▶ **Work to do**
Below is a block of records: output all of them exactly and leave out the pictures.

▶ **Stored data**
******
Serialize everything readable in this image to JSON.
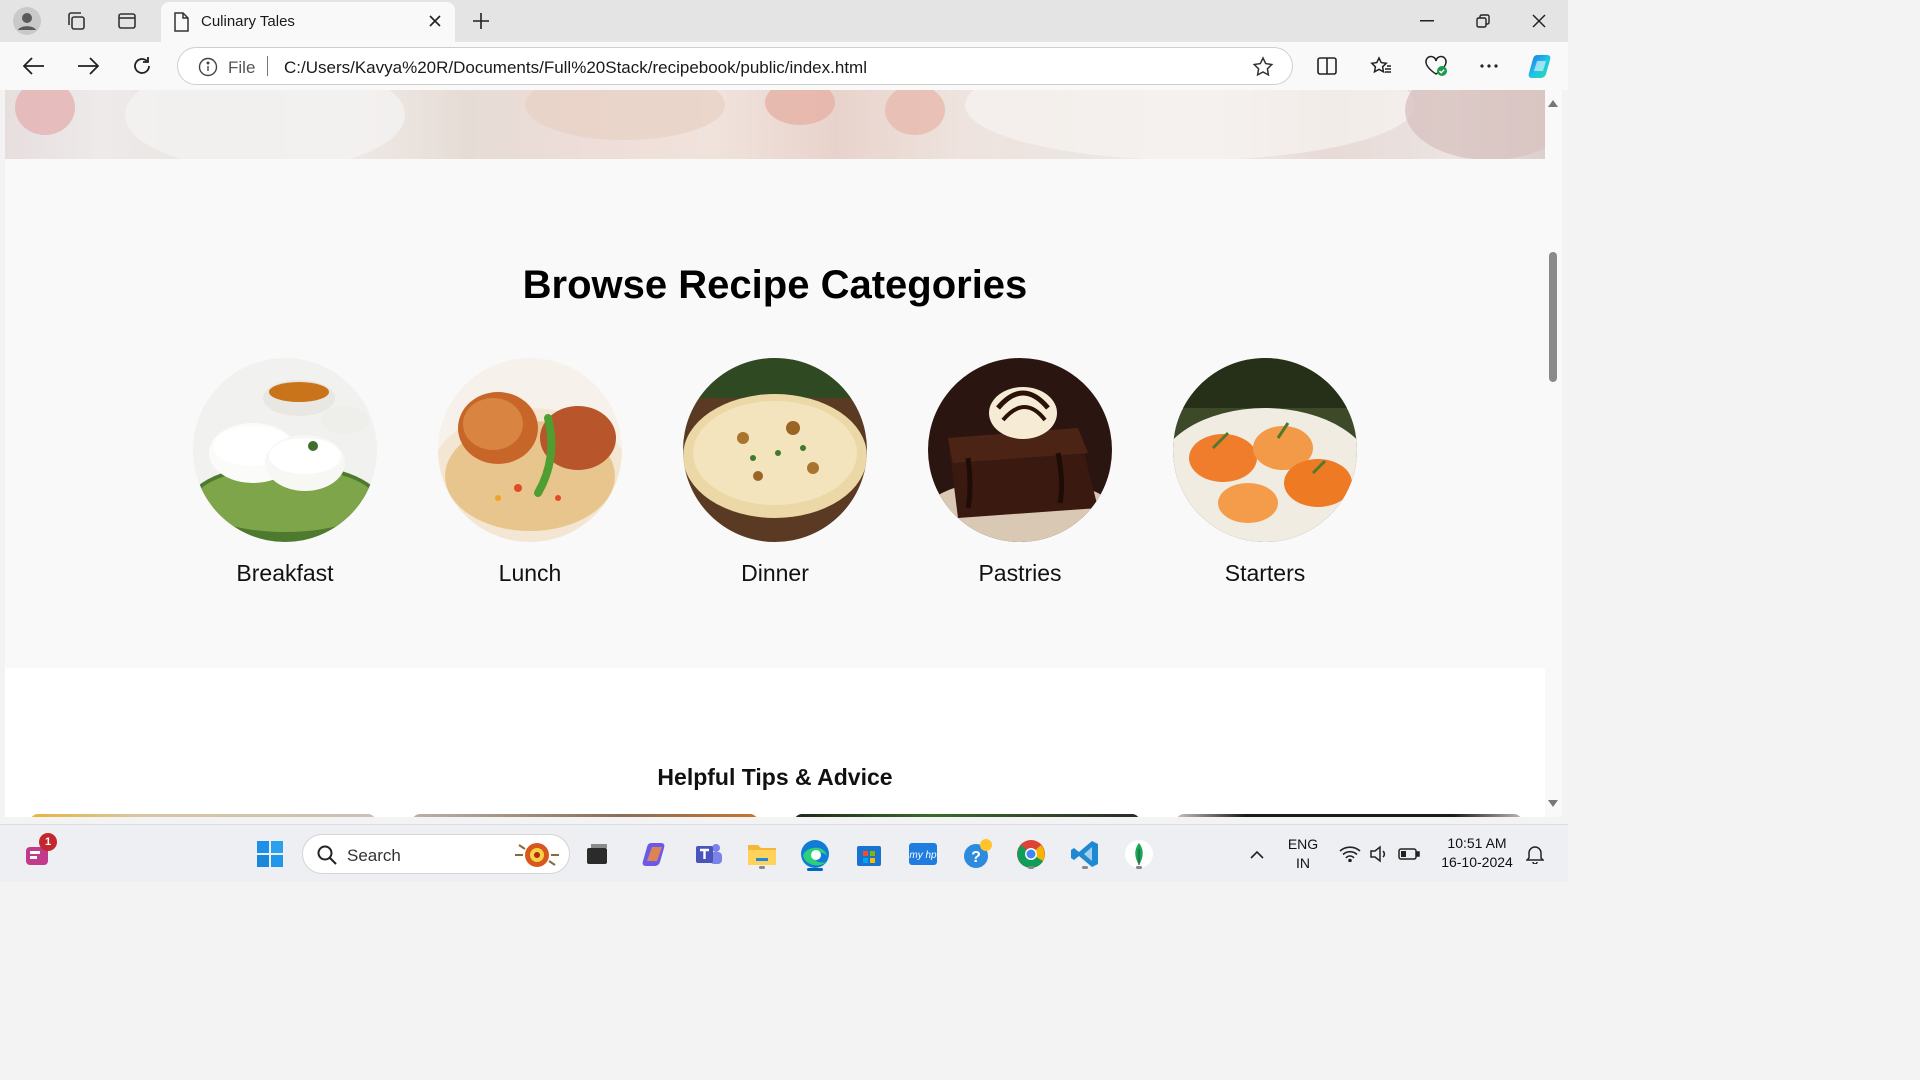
{
  "browser": {
    "tab_title": "Culinary Tales",
    "address_prefix": "File",
    "url": "C:/Users/Kavya%20R/Documents/Full%20Stack/recipebook/public/index.html"
  },
  "page": {
    "categories_title": "Browse Recipe Categories",
    "categories": [
      {
        "label": "Breakfast"
      },
      {
        "label": "Lunch"
      },
      {
        "label": "Dinner"
      },
      {
        "label": "Pastries"
      },
      {
        "label": "Starters"
      }
    ],
    "tips_title": "Helpful Tips & Advice"
  },
  "taskbar": {
    "search_placeholder": "Search",
    "notification_badge": "1",
    "language": "ENG",
    "region": "IN",
    "time": "10:51 AM",
    "date": "16-10-2024"
  },
  "colors": {
    "accent": "#0067c0",
    "page_section_bg": "#f9f9f9"
  }
}
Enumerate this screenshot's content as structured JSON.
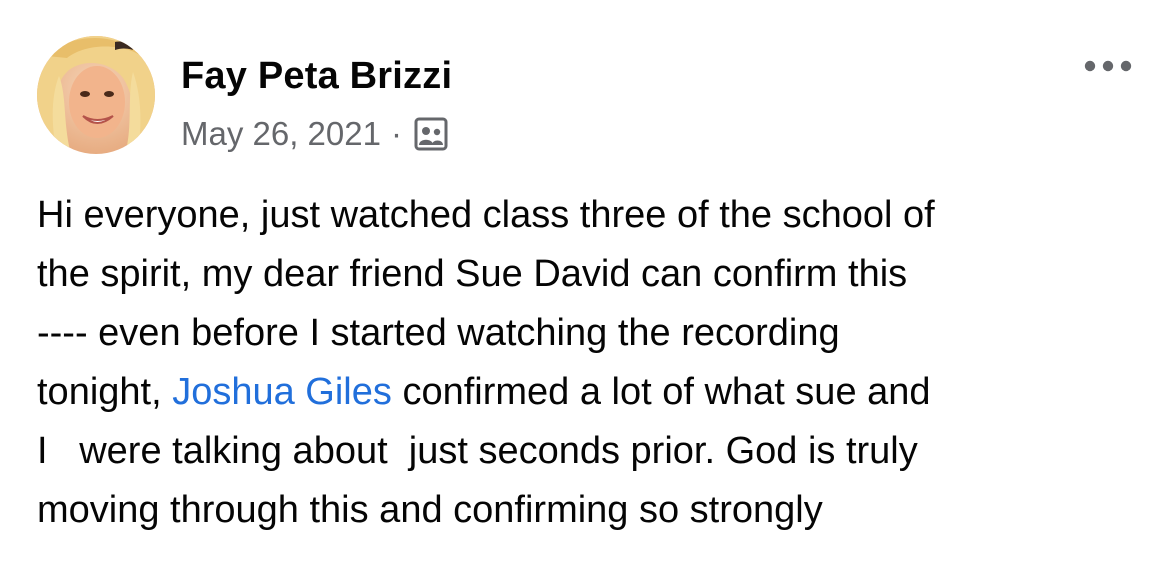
{
  "post": {
    "author": {
      "name": "Fay Peta Brizzi",
      "avatar_icon": "profile-photo"
    },
    "meta": {
      "date": "May 26, 2021",
      "separator": "·",
      "audience_icon": "group-members-icon"
    },
    "more_icon": "more-horizontal-icon",
    "body": {
      "text_1": "Hi everyone, just watched class three of the school of\nthe spirit, my dear friend Sue David can confirm this\n---- even before I started watching the recording\ntonight, ",
      "mention": "Joshua Giles",
      "text_2": " confirmed a lot of what sue and\nI   were talking about  just seconds prior. God is truly\nmoving through this and confirming so strongly"
    }
  },
  "colors": {
    "text_primary": "#050505",
    "text_secondary": "#65676b",
    "mention_link": "#216fdb",
    "background": "#ffffff"
  }
}
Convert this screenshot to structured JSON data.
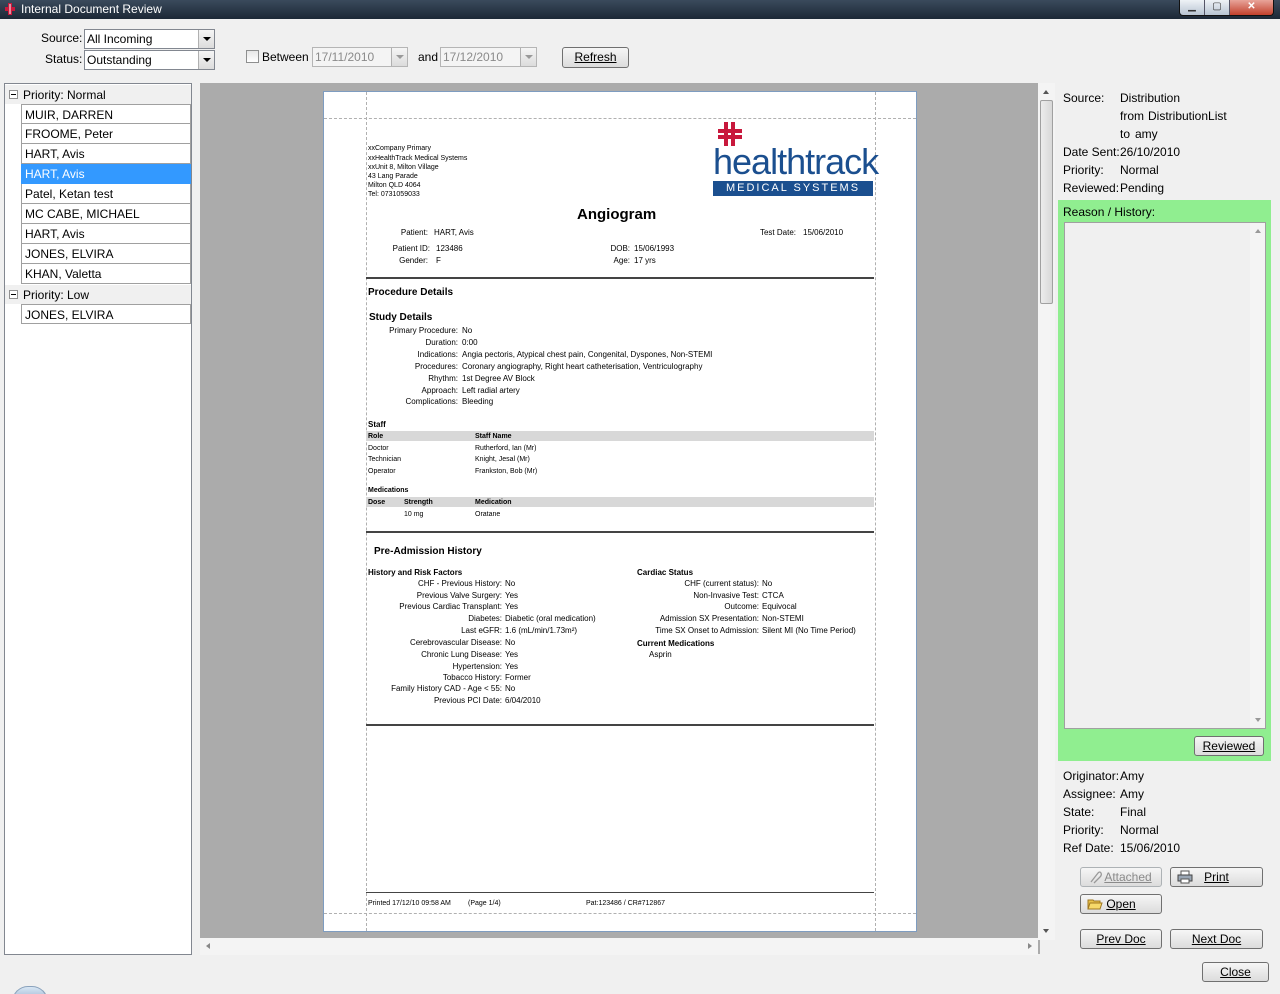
{
  "window": {
    "title": "Internal Document Review",
    "controls": {
      "minimize": "▁",
      "maximize": "▢",
      "close": "✕"
    }
  },
  "toolbar": {
    "source_label": "Source:",
    "source_value": "All Incoming",
    "status_label": "Status:",
    "status_value": "Outstanding",
    "between_label": "Between",
    "between_checked": false,
    "date_from": "17/11/2010",
    "and_label": "and",
    "date_to": "17/12/2010",
    "refresh_label": "Refresh"
  },
  "list": {
    "groups": [
      {
        "header": "Priority: Normal",
        "items": [
          {
            "name": "MUIR, DARREN"
          },
          {
            "name": "FROOME, Peter"
          },
          {
            "name": "HART, Avis"
          },
          {
            "name": "HART, Avis",
            "selected": true
          },
          {
            "name": "Patel, Ketan test"
          },
          {
            "name": "MC CABE, MICHAEL"
          },
          {
            "name": "HART, Avis"
          },
          {
            "name": "JONES, ELVIRA"
          },
          {
            "name": "KHAN, Valetta"
          }
        ]
      },
      {
        "header": "Priority: Low",
        "items": [
          {
            "name": "JONES, ELVIRA"
          }
        ]
      }
    ]
  },
  "document": {
    "company_lines": [
      "xxCompany Primary",
      "xxHealthTrack Medical Systems",
      "xxUnit 8, Milton Village",
      "43 Lang Parade",
      "Milton QLD  4064",
      "Tel: 0731059033"
    ],
    "logo_main": "healthtrack",
    "logo_sub": "MEDICAL SYSTEMS",
    "title": "Angiogram",
    "patient_label": "Patient:",
    "patient_value": "HART, Avis",
    "test_date_label": "Test Date:",
    "test_date_value": "15/06/2010",
    "patient_id_label": "Patient ID:",
    "patient_id_value": "123486",
    "dob_label": "DOB:",
    "dob_value": "15/06/1993",
    "gender_label": "Gender:",
    "gender_value": "F",
    "age_label": "Age:",
    "age_value": "17 yrs",
    "procedure_details_heading": "Procedure Details",
    "study_details_heading": "Study Details",
    "study_details": [
      {
        "label": "Primary Procedure:",
        "value": "No"
      },
      {
        "label": "Duration:",
        "value": "0:00"
      },
      {
        "label": "Indications:",
        "value": "Angia pectoris, Atypical chest pain, Congenital, Dyspones, Non-STEMI"
      },
      {
        "label": "Procedures:",
        "value": "Coronary angiography, Right heart catheterisation, Ventriculography"
      },
      {
        "label": "Rhythm:",
        "value": "1st Degree AV Block"
      },
      {
        "label": "Approach:",
        "value": "Left radial artery"
      },
      {
        "label": "Complications:",
        "value": "Bleeding"
      }
    ],
    "staff_heading": "Staff",
    "staff_columns": [
      "Role",
      "Staff Name"
    ],
    "staff_rows": [
      {
        "role": "Doctor",
        "name": "Rutherford, Ian (Mr)"
      },
      {
        "role": "Technician",
        "name": "Knight, Jesal (Mr)"
      },
      {
        "role": "Operator",
        "name": "Frankston, Bob (Mr)"
      }
    ],
    "medications_heading": "Medications",
    "med_columns": [
      "Dose",
      "Strength",
      "Medication"
    ],
    "med_rows": [
      {
        "dose": "",
        "strength": "10 mg",
        "medication": "Oratane"
      }
    ],
    "preadmission_heading": "Pre-Admission History",
    "history_heading": "History and Risk Factors",
    "history": [
      {
        "label": "CHF - Previous History:",
        "value": "No"
      },
      {
        "label": "Previous Valve Surgery:",
        "value": "Yes"
      },
      {
        "label": "Previous Cardiac Transplant:",
        "value": "Yes"
      },
      {
        "label": "Diabetes:",
        "value": "Diabetic (oral medication)"
      },
      {
        "label": "Last eGFR:",
        "value": "1.6 (mL/min/1.73m²)"
      },
      {
        "label": "Cerebrovascular Disease:",
        "value": "No"
      },
      {
        "label": "Chronic Lung Disease:",
        "value": "Yes"
      },
      {
        "label": "Hypertension:",
        "value": "Yes"
      },
      {
        "label": "Tobacco History:",
        "value": "Former"
      },
      {
        "label": "Family History CAD - Age < 55:",
        "value": "No"
      },
      {
        "label": "Previous PCI Date:",
        "value": "6/04/2010"
      }
    ],
    "cardiac_heading": "Cardiac Status",
    "cardiac": [
      {
        "label": "CHF (current status):",
        "value": "No"
      },
      {
        "label": "Non-Invasive Test:",
        "value": "CTCA"
      },
      {
        "label": "Outcome:",
        "value": "Equivocal"
      },
      {
        "label": "Admission SX Presentation:",
        "value": "Non-STEMI"
      },
      {
        "label": "Time SX Onset to Admission:",
        "value": "Silent MI (No Time Period)"
      }
    ],
    "current_meds_heading": "Current Medications",
    "current_meds": [
      "Asprin"
    ],
    "footer_printed": "Printed 17/12/10 09:58 AM",
    "footer_page": "(Page 1/4)",
    "footer_pat": "Pat:123486  /  CR#712867"
  },
  "details": {
    "source_label": "Source:",
    "source_value": "Distribution",
    "from_label": "from",
    "from_value": "DistributionList",
    "to_label": "to",
    "to_value": "amy",
    "date_sent_label": "Date Sent:",
    "date_sent_value": "26/10/2010",
    "priority_label": "Priority:",
    "priority_value": "Normal",
    "reviewed_label": "Reviewed:",
    "reviewed_value": "Pending",
    "reason_label": "Reason / History:",
    "reason_text": "",
    "reviewed_button": "Reviewed",
    "originator_label": "Originator:",
    "originator_value": "Amy",
    "assignee_label": "Assignee:",
    "assignee_value": "Amy",
    "state_label": "State:",
    "state_value": "Final",
    "priority2_label": "Priority:",
    "priority2_value": "Normal",
    "ref_date_label": "Ref Date:",
    "ref_date_value": "15/06/2010",
    "attached_button": "Attached",
    "print_button": "Print",
    "open_button": "Open",
    "prev_button": "Prev Doc",
    "next_button": "Next Doc",
    "close_button": "Close"
  },
  "colors": {
    "selection": "#3399ff",
    "reason_panel": "#90ee90",
    "logo_blue": "#1b4f8f",
    "logo_red": "#c8183c"
  }
}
******
▶ **Correct output**
Serialize everything readable in this image to JSON.
{
  "browser": {
    "tab_title": "Culinary Tales",
    "address_prefix": "File",
    "url": "C:/Users/Kavya%20R/Documents/Full%20Stack/recipebook/public/index.html"
  },
  "page": {
    "categories_title": "Browse Recipe Categories",
    "categories": [
      {
        "label": "Breakfast"
      },
      {
        "label": "Lunch"
      },
      {
        "label": "Dinner"
      },
      {
        "label": "Pastries"
      },
      {
        "label": "Starters"
      }
    ],
    "tips_title": "Helpful Tips & Advice"
  },
  "taskbar": {
    "search_placeholder": "Search",
    "notification_badge": "1",
    "language": "ENG",
    "region": "IN",
    "time": "10:51 AM",
    "date": "16-10-2024"
  },
  "colors": {
    "accent": "#0067c0",
    "page_section_bg": "#f9f9f9"
  }
}
Enumerate this screenshot's content as structured JSON.
{
  "post": {
    "author": {
      "name": "Fay Peta Brizzi",
      "avatar_icon": "profile-photo"
    },
    "meta": {
      "date": "May 26, 2021",
      "separator": "·",
      "audience_icon": "group-members-icon"
    },
    "more_icon": "more-horizontal-icon",
    "body": {
      "text_1": "Hi everyone, just watched class three of the school of\nthe spirit, my dear friend Sue David can confirm this\n---- even before I started watching the recording\ntonight, ",
      "mention": "Joshua Giles",
      "text_2": " confirmed a lot of what sue and\nI   were talking about  just seconds prior. God is truly\nmoving through this and confirming so strongly"
    }
  },
  "colors": {
    "text_primary": "#050505",
    "text_secondary": "#65676b",
    "mention_link": "#216fdb",
    "background": "#ffffff"
  }
}
Convert this screenshot to structured JSON data.
{
  "window": {
    "title": "Internal Document Review",
    "controls": {
      "minimize": "▁",
      "maximize": "▢",
      "close": "✕"
    }
  },
  "toolbar": {
    "source_label": "Source:",
    "source_value": "All Incoming",
    "status_label": "Status:",
    "status_value": "Outstanding",
    "between_label": "Between",
    "between_checked": false,
    "date_from": "17/11/2010",
    "and_label": "and",
    "date_to": "17/12/2010",
    "refresh_label": "Refresh"
  },
  "list": {
    "groups": [
      {
        "header": "Priority: Normal",
        "items": [
          {
            "name": "MUIR, DARREN"
          },
          {
            "name": "FROOME, Peter"
          },
          {
            "name": "HART, Avis"
          },
          {
            "name": "HART, Avis",
            "selected": true
          },
          {
            "name": "Patel, Ketan test"
          },
          {
            "name": "MC CABE, MICHAEL"
          },
          {
            "name": "HART, Avis"
          },
          {
            "name": "JONES, ELVIRA"
          },
          {
            "name": "KHAN, Valetta"
          }
        ]
      },
      {
        "header": "Priority: Low",
        "items": [
          {
            "name": "JONES, ELVIRA"
          }
        ]
      }
    ]
  },
  "document": {
    "company_lines": [
      "xxCompany Primary",
      "xxHealthTrack Medical Systems",
      "xxUnit 8, Milton Village",
      "43 Lang Parade",
      "Milton QLD  4064",
      "Tel: 0731059033"
    ],
    "logo_main": "healthtrack",
    "logo_sub": "MEDICAL SYSTEMS",
    "title": "Angiogram",
    "patient_label": "Patient:",
    "patient_value": "HART, Avis",
    "test_date_label": "Test Date:",
    "test_date_value": "15/06/2010",
    "patient_id_label": "Patient ID:",
    "patient_id_value": "123486",
    "dob_label": "DOB:",
    "dob_value": "15/06/1993",
    "gender_label": "Gender:",
    "gender_value": "F",
    "age_label": "Age:",
    "age_value": "17 yrs",
    "procedure_details_heading": "Procedure Details",
    "study_details_heading": "Study Details",
    "study_details": [
      {
        "label": "Primary Procedure:",
        "value": "No"
      },
      {
        "label": "Duration:",
        "value": "0:00"
      },
      {
        "label": "Indications:",
        "value": "Angia pectoris, Atypical chest pain, Congenital, Dyspones, Non-STEMI"
      },
      {
        "label": "Procedures:",
        "value": "Coronary angiography, Right heart catheterisation, Ventriculography"
      },
      {
        "label": "Rhythm:",
        "value": "1st Degree AV Block"
      },
      {
        "label": "Approach:",
        "value": "Left radial artery"
      },
      {
        "label": "Complications:",
        "value": "Bleeding"
      }
    ],
    "staff_heading": "Staff",
    "staff_columns": [
      "Role",
      "Staff Name"
    ],
    "staff_rows": [
      {
        "role": "Doctor",
        "name": "Rutherford, Ian (Mr)"
      },
      {
        "role": "Technician",
        "name": "Knight, Jesal (Mr)"
      },
      {
        "role": "Operator",
        "name": "Frankston, Bob (Mr)"
      }
    ],
    "medications_heading": "Medications",
    "med_columns": [
      "Dose",
      "Strength",
      "Medication"
    ],
    "med_rows": [
      {
        "dose": "",
        "strength": "10 mg",
        "medication": "Oratane"
      }
    ],
    "preadmission_heading": "Pre-Admission History",
    "history_heading": "History and Risk Factors",
    "history": [
      {
        "label": "CHF - Previous History:",
        "value": "No"
      },
      {
        "label": "Previous Valve Surgery:",
        "value": "Yes"
      },
      {
        "label": "Previous Cardiac Transplant:",
        "value": "Yes"
      },
      {
        "label": "Diabetes:",
        "value": "Diabetic (oral medication)"
      },
      {
        "label": "Last eGFR:",
        "value": "1.6 (mL/min/1.73m²)"
      },
      {
        "label": "Cerebrovascular Disease:",
        "value": "No"
      },
      {
        "label": "Chronic Lung Disease:",
        "value": "Yes"
      },
      {
        "label": "Hypertension:",
        "value": "Yes"
      },
      {
        "label": "Tobacco History:",
        "value": "Former"
      },
      {
        "label": "Family History CAD - Age < 55:",
        "value": "No"
      },
      {
        "label": "Previous PCI Date:",
        "value": "6/04/2010"
      }
    ],
    "cardiac_heading": "Cardiac Status",
    "cardiac": [
      {
        "label": "CHF (current status):",
        "value": "No"
      },
      {
        "label": "Non-Invasive Test:",
        "value": "CTCA"
      },
      {
        "label": "Outcome:",
        "value": "Equivocal"
      },
      {
        "label": "Admission SX Presentation:",
        "value": "Non-STEMI"
      },
      {
        "label": "Time SX Onset to Admission:",
        "value": "Silent MI (No Time Period)"
      }
    ],
    "current_meds_heading": "Current Medications",
    "current_meds": [
      "Asprin"
    ],
    "footer_printed": "Printed 17/12/10 09:58 AM",
    "footer_page": "(Page 1/4)",
    "footer_pat": "Pat:123486  /  CR#712867"
  },
  "details": {
    "source_label": "Source:",
    "source_value": "Distribution",
    "from_label": "from",
    "from_value": "DistributionList",
    "to_label": "to",
    "to_value": "amy",
    "date_sent_label": "Date Sent:",
    "date_sent_value": "26/10/2010",
    "priority_label": "Priority:",
    "priority_value": "Normal",
    "reviewed_label": "Reviewed:",
    "reviewed_value": "Pending",
    "reason_label": "Reason / History:",
    "reason_text": "",
    "reviewed_button": "Reviewed",
    "originator_label": "Originator:",
    "originator_value": "Amy",
    "assignee_label": "Assignee:",
    "assignee_value": "Amy",
    "state_label": "State:",
    "state_value": "Final",
    "priority2_label": "Priority:",
    "priority2_value": "Normal",
    "ref_date_label": "Ref Date:",
    "ref_date_value": "15/06/2010",
    "attached_button": "Attached",
    "print_button": "Print",
    "open_button": "Open",
    "prev_button": "Prev Doc",
    "next_button": "Next Doc",
    "close_button": "Close"
  },
  "colors": {
    "selection": "#3399ff",
    "reason_panel": "#90ee90",
    "logo_blue": "#1b4f8f",
    "logo_red": "#c8183c"
  }
}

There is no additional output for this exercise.